◆ WRITTEN EXERCISE:
Pick out each line below containing "Diagnosis".

[Dataset items]
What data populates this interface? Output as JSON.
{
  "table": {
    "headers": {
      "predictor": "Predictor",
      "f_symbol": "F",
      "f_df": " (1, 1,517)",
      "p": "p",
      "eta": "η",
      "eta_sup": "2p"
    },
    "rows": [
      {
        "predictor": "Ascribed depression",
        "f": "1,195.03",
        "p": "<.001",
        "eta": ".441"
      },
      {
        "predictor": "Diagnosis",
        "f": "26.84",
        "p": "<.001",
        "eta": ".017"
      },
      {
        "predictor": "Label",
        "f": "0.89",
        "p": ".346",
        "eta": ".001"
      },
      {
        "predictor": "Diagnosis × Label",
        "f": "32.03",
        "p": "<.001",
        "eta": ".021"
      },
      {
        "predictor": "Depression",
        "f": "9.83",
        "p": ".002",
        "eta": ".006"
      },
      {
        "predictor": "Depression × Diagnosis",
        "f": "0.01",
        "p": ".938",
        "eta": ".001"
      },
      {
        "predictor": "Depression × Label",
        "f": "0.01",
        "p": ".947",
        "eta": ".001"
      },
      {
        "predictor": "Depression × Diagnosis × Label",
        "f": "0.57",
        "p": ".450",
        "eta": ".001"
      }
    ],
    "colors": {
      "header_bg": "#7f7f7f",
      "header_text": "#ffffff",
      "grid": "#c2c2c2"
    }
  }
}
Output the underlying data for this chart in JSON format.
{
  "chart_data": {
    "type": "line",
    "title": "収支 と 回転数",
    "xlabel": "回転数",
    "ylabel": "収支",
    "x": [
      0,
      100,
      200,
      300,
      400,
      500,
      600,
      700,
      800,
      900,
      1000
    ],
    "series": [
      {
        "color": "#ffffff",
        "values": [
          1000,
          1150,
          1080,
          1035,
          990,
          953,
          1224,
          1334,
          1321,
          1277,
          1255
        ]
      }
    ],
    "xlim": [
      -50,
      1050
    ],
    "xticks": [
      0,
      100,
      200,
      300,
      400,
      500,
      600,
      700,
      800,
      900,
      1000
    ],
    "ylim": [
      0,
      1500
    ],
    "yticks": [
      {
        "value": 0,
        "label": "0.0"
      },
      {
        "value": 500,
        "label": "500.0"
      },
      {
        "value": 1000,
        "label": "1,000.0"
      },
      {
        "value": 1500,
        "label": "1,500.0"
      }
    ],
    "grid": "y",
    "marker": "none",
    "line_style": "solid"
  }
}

◆ EXERCISE SOLUTION:
        "predictor": "Diagnosis",
        "predictor": "Diagnosis × Label",
        "predictor": "Depression × Diagnosis",
        "predictor": "Depression × Diagnosis × Label",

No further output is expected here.